# INFORMATION SUPPLIED start

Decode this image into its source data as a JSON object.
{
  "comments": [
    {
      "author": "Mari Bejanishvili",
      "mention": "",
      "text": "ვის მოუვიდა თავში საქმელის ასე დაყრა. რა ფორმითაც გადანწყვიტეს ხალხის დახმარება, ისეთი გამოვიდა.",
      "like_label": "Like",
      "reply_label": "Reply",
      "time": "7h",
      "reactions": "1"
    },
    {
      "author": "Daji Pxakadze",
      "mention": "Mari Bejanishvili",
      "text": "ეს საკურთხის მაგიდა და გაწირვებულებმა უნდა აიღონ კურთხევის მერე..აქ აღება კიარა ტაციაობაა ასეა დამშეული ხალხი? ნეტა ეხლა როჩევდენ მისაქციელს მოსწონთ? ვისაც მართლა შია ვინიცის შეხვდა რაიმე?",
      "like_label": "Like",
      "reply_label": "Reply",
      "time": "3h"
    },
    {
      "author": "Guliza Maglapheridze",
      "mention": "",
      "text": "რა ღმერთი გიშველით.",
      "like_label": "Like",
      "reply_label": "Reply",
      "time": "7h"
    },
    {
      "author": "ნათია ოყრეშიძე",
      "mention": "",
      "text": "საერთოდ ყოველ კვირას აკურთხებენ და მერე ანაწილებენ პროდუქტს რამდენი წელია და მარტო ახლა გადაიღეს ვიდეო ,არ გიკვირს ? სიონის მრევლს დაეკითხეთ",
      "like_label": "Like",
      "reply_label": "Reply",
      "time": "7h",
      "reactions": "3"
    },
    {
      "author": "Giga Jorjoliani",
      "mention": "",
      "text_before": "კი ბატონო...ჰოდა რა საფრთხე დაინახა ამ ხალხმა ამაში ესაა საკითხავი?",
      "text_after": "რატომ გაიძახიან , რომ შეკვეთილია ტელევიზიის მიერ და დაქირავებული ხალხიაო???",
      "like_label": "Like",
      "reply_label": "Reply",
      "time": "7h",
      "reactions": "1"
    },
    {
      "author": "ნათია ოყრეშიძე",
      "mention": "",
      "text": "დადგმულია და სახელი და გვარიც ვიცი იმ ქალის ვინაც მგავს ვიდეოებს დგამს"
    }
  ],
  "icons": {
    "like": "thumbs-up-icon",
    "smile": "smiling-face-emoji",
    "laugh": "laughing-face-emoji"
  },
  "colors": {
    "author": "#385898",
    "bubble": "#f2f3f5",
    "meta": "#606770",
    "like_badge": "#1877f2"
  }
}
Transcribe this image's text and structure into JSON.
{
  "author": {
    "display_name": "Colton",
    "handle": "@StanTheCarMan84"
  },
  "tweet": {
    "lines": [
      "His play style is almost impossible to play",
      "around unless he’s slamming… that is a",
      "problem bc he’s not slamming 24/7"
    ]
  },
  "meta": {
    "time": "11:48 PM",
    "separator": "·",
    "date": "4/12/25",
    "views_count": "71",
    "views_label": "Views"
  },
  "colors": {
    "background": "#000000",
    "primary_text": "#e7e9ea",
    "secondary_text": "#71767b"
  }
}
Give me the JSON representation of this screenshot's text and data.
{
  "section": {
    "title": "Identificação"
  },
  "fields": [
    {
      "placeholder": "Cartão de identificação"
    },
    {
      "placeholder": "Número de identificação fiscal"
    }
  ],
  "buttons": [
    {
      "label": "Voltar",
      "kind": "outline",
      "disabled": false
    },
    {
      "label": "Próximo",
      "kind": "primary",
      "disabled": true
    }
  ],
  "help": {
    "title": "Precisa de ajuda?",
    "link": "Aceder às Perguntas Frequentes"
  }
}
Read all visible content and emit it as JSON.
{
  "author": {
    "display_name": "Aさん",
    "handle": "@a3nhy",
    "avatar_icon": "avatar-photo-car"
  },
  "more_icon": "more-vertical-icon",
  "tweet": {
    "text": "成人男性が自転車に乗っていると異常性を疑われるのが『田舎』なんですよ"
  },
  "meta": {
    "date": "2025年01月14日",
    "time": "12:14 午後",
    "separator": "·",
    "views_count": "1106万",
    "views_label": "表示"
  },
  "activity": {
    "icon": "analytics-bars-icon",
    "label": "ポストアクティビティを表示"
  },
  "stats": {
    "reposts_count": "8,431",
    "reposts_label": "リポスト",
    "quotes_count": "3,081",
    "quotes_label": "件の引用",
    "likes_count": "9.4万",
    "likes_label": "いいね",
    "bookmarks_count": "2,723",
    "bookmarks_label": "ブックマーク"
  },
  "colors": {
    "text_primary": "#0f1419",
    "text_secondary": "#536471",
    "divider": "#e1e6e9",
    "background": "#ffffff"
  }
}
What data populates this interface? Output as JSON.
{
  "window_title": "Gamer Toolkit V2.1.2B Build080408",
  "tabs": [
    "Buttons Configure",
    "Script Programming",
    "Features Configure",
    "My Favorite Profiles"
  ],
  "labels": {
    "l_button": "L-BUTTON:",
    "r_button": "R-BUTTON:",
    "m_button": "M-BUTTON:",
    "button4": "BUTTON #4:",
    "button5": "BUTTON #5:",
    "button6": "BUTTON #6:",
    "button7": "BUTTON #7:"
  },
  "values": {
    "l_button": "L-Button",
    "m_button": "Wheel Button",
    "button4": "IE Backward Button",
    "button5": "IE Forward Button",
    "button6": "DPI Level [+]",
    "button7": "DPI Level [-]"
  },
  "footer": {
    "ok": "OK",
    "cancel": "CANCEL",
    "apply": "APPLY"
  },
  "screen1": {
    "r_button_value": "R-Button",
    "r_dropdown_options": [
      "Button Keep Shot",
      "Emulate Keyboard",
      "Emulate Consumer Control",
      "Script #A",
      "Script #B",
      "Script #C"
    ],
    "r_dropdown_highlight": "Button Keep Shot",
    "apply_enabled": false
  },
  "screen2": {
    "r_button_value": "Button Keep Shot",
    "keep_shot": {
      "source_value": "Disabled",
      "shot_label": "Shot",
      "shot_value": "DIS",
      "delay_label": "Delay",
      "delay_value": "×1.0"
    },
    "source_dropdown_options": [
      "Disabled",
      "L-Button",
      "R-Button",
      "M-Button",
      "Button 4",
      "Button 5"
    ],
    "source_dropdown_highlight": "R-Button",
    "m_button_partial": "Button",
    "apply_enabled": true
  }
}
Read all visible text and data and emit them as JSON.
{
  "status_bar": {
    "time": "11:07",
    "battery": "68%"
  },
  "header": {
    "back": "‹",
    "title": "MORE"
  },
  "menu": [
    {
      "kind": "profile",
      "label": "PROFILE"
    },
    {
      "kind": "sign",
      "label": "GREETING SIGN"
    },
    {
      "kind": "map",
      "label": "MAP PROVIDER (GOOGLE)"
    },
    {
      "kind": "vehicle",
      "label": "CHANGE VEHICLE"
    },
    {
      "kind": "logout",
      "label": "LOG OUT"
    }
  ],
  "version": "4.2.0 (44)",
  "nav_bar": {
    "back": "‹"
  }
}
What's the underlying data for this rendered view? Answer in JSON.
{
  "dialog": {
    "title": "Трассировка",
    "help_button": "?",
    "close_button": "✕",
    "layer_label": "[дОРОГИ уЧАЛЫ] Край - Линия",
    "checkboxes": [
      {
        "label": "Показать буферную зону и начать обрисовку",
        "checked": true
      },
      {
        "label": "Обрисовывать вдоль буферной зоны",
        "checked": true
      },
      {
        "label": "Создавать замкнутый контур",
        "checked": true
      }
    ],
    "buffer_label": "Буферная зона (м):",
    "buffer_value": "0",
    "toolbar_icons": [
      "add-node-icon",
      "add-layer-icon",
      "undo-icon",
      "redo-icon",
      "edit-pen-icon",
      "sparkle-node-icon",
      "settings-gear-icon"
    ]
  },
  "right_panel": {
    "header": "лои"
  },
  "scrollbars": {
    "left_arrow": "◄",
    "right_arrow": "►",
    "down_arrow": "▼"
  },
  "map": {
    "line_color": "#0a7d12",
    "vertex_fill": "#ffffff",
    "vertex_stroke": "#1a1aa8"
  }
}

# INFORMATION SUPPLIED end

- [DIRECTION]: From the data above, gather every line that includes the word "handle".

- [TASK SOLUTION]:
    "handle": "@StanTheCarMan84"
    "handle": "@a3nhy",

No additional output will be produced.